--- start of Dataset ---

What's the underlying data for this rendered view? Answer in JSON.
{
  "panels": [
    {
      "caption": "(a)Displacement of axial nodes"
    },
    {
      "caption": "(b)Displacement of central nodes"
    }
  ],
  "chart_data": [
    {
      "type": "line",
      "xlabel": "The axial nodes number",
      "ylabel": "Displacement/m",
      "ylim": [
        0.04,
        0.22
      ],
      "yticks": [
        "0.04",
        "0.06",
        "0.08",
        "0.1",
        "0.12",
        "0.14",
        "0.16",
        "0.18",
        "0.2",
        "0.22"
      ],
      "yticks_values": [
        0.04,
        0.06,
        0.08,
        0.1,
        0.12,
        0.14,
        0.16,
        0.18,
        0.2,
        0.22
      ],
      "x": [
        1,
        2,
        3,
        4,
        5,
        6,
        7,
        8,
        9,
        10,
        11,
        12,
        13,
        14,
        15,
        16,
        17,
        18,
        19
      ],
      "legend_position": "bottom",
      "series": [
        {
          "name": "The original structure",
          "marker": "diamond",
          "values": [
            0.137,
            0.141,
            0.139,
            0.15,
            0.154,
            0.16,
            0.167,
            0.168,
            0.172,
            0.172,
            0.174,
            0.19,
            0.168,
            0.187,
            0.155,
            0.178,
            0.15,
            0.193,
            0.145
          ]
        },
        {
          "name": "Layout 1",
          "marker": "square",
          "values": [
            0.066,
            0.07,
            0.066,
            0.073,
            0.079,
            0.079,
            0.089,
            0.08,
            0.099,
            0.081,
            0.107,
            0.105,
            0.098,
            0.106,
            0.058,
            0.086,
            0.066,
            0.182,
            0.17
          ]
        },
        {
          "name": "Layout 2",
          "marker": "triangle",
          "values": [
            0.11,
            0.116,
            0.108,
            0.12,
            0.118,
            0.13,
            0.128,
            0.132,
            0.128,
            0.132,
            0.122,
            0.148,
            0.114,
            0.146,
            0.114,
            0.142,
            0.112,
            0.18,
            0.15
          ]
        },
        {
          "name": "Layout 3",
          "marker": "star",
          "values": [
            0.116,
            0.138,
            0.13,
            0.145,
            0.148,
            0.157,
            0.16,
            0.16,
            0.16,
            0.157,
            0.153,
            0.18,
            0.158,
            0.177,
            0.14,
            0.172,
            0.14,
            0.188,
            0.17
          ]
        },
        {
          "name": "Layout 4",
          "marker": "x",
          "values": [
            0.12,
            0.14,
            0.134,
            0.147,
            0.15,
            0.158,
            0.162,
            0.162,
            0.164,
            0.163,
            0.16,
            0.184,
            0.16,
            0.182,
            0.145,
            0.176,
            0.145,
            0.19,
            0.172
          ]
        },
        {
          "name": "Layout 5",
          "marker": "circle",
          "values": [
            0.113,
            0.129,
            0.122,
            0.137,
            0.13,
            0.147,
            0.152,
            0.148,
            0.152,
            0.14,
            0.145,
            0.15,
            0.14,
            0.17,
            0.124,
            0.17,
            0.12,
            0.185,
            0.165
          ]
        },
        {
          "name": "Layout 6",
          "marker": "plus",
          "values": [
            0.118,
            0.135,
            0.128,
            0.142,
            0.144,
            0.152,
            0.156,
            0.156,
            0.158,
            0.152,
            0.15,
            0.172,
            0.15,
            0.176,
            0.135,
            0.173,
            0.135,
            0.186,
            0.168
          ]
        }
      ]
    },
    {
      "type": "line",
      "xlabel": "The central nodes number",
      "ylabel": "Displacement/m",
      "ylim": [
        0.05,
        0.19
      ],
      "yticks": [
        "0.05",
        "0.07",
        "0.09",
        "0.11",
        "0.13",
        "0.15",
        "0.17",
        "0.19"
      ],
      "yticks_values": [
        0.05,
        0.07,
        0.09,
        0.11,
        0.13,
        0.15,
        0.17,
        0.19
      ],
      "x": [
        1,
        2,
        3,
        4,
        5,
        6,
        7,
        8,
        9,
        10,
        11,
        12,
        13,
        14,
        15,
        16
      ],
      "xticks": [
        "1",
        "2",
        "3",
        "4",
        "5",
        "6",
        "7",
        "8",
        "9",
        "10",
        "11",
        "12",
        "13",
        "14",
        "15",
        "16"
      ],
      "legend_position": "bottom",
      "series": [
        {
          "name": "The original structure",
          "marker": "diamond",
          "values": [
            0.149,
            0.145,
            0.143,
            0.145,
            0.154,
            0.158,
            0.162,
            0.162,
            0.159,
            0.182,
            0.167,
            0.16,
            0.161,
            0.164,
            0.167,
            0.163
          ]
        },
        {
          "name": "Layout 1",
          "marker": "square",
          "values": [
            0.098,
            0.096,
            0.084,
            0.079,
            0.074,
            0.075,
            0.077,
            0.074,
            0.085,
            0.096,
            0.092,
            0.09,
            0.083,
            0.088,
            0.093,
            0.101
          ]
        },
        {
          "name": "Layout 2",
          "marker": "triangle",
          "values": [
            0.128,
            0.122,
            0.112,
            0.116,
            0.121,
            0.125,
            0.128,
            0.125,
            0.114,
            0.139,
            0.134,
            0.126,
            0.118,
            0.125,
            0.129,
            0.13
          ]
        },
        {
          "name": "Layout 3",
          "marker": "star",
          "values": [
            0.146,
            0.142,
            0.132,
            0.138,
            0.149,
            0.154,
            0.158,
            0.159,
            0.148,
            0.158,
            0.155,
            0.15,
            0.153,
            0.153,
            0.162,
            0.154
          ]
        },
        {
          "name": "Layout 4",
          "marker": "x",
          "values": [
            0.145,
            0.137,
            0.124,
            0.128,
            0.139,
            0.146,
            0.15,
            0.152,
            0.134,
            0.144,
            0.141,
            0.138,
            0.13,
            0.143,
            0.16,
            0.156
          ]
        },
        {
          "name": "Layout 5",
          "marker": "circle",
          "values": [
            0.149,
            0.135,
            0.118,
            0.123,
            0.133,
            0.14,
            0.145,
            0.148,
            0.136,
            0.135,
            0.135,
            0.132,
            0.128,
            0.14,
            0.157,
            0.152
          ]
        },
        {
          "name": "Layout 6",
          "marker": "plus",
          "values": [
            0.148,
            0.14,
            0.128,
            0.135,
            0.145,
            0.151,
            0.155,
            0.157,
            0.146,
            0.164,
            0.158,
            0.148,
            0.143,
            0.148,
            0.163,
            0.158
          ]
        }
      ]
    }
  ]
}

--- end of Dataset ---

- **Given task**
Set out the complete listing exactly as shown.

- **Solution for this task**
What's the underlying data for this rendered view? Answer in JSON.
{
  "panels": [
    {
      "caption": "(a)Displacement of axial nodes"
    },
    {
      "caption": "(b)Displacement of central nodes"
    }
  ],
  "chart_data": [
    {
      "type": "line",
      "xlabel": "The axial nodes number",
      "ylabel": "Displacement/m",
      "ylim": [
        0.04,
        0.22
      ],
      "yticks": [
        "0.04",
        "0.06",
        "0.08",
        "0.1",
        "0.12",
        "0.14",
        "0.16",
        "0.18",
        "0.2",
        "0.22"
      ],
      "yticks_values": [
        0.04,
        0.06,
        0.08,
        0.1,
        0.12,
        0.14,
        0.16,
        0.18,
        0.2,
        0.22
      ],
      "x": [
        1,
        2,
        3,
        4,
        5,
        6,
        7,
        8,
        9,
        10,
        11,
        12,
        13,
        14,
        15,
        16,
        17,
        18,
        19
      ],
      "legend_position": "bottom",
      "series": [
        {
          "name": "The original structure",
          "marker": "diamond",
          "values": [
            0.137,
            0.141,
            0.139,
            0.15,
            0.154,
            0.16,
            0.167,
            0.168,
            0.172,
            0.172,
            0.174,
            0.19,
            0.168,
            0.187,
            0.155,
            0.178,
            0.15,
            0.193,
            0.145
          ]
        },
        {
          "name": "Layout 1",
          "marker": "square",
          "values": [
            0.066,
            0.07,
            0.066,
            0.073,
            0.079,
            0.079,
            0.089,
            0.08,
            0.099,
            0.081,
            0.107,
            0.105,
            0.098,
            0.106,
            0.058,
            0.086,
            0.066,
            0.182,
            0.17
          ]
        },
        {
          "name": "Layout 2",
          "marker": "triangle",
          "values": [
            0.11,
            0.116,
            0.108,
            0.12,
            0.118,
            0.13,
            0.128,
            0.132,
            0.128,
            0.132,
            0.122,
            0.148,
            0.114,
            0.146,
            0.114,
            0.142,
            0.112,
            0.18,
            0.15
          ]
        },
        {
          "name": "Layout 3",
          "marker": "star",
          "values": [
            0.116,
            0.138,
            0.13,
            0.145,
            0.148,
            0.157,
            0.16,
            0.16,
            0.16,
            0.157,
            0.153,
            0.18,
            0.158,
            0.177,
            0.14,
            0.172,
            0.14,
            0.188,
            0.17
          ]
        },
        {
          "name": "Layout 4",
          "marker": "x",
          "values": [
            0.12,
            0.14,
            0.134,
            0.147,
            0.15,
            0.158,
            0.162,
            0.162,
            0.164,
            0.163,
            0.16,
            0.184,
            0.16,
            0.182,
            0.145,
            0.176,
            0.145,
            0.19,
            0.172
          ]
        },
        {
          "name": "Layout 5",
          "marker": "circle",
          "values": [
            0.113,
            0.129,
            0.122,
            0.137,
            0.13,
            0.147,
            0.152,
            0.148,
            0.152,
            0.14,
            0.145,
            0.15,
            0.14,
            0.17,
            0.124,
            0.17,
            0.12,
            0.185,
            0.165
          ]
        },
        {
          "name": "Layout 6",
          "marker": "plus",
          "values": [
            0.118,
            0.135,
            0.128,
            0.142,
            0.144,
            0.152,
            0.156,
            0.156,
            0.158,
            0.152,
            0.15,
            0.172,
            0.15,
            0.176,
            0.135,
            0.173,
            0.135,
            0.186,
            0.168
          ]
        }
      ]
    },
    {
      "type": "line",
      "xlabel": "The central nodes number",
      "ylabel": "Displacement/m",
      "ylim": [
        0.05,
        0.19
      ],
      "yticks": [
        "0.05",
        "0.07",
        "0.09",
        "0.11",
        "0.13",
        "0.15",
        "0.17",
        "0.19"
      ],
      "yticks_values": [
        0.05,
        0.07,
        0.09,
        0.11,
        0.13,
        0.15,
        0.17,
        0.19
      ],
      "x": [
        1,
        2,
        3,
        4,
        5,
        6,
        7,
        8,
        9,
        10,
        11,
        12,
        13,
        14,
        15,
        16
      ],
      "xticks": [
        "1",
        "2",
        "3",
        "4",
        "5",
        "6",
        "7",
        "8",
        "9",
        "10",
        "11",
        "12",
        "13",
        "14",
        "15",
        "16"
      ],
      "legend_position": "bottom",
      "series": [
        {
          "name": "The original structure",
          "marker": "diamond",
          "values": [
            0.149,
            0.145,
            0.143,
            0.145,
            0.154,
            0.158,
            0.162,
            0.162,
            0.159,
            0.182,
            0.167,
            0.16,
            0.161,
            0.164,
            0.167,
            0.163
          ]
        },
        {
          "name": "Layout 1",
          "marker": "square",
          "values": [
            0.098,
            0.096,
            0.084,
            0.079,
            0.074,
            0.075,
            0.077,
            0.074,
            0.085,
            0.096,
            0.092,
            0.09,
            0.083,
            0.088,
            0.093,
            0.101
          ]
        },
        {
          "name": "Layout 2",
          "marker": "triangle",
          "values": [
            0.128,
            0.122,
            0.112,
            0.116,
            0.121,
            0.125,
            0.128,
            0.125,
            0.114,
            0.139,
            0.134,
            0.126,
            0.118,
            0.125,
            0.129,
            0.13
          ]
        },
        {
          "name": "Layout 3",
          "marker": "star",
          "values": [
            0.146,
            0.142,
            0.132,
            0.138,
            0.149,
            0.154,
            0.158,
            0.159,
            0.148,
            0.158,
            0.155,
            0.15,
            0.153,
            0.153,
            0.162,
            0.154
          ]
        },
        {
          "name": "Layout 4",
          "marker": "x",
          "values": [
            0.145,
            0.137,
            0.124,
            0.128,
            0.139,
            0.146,
            0.15,
            0.152,
            0.134,
            0.144,
            0.141,
            0.138,
            0.13,
            0.143,
            0.16,
            0.156
          ]
        },
        {
          "name": "Layout 5",
          "marker": "circle",
          "values": [
            0.149,
            0.135,
            0.118,
            0.123,
            0.133,
            0.14,
            0.145,
            0.148,
            0.136,
            0.135,
            0.135,
            0.132,
            0.128,
            0.14,
            0.157,
            0.152
          ]
        },
        {
          "name": "Layout 6",
          "marker": "plus",
          "values": [
            0.148,
            0.14,
            0.128,
            0.135,
            0.145,
            0.151,
            0.155,
            0.157,
            0.146,
            0.164,
            0.158,
            0.148,
            0.143,
            0.148,
            0.163,
            0.158
          ]
        }
      ]
    }
  ]
}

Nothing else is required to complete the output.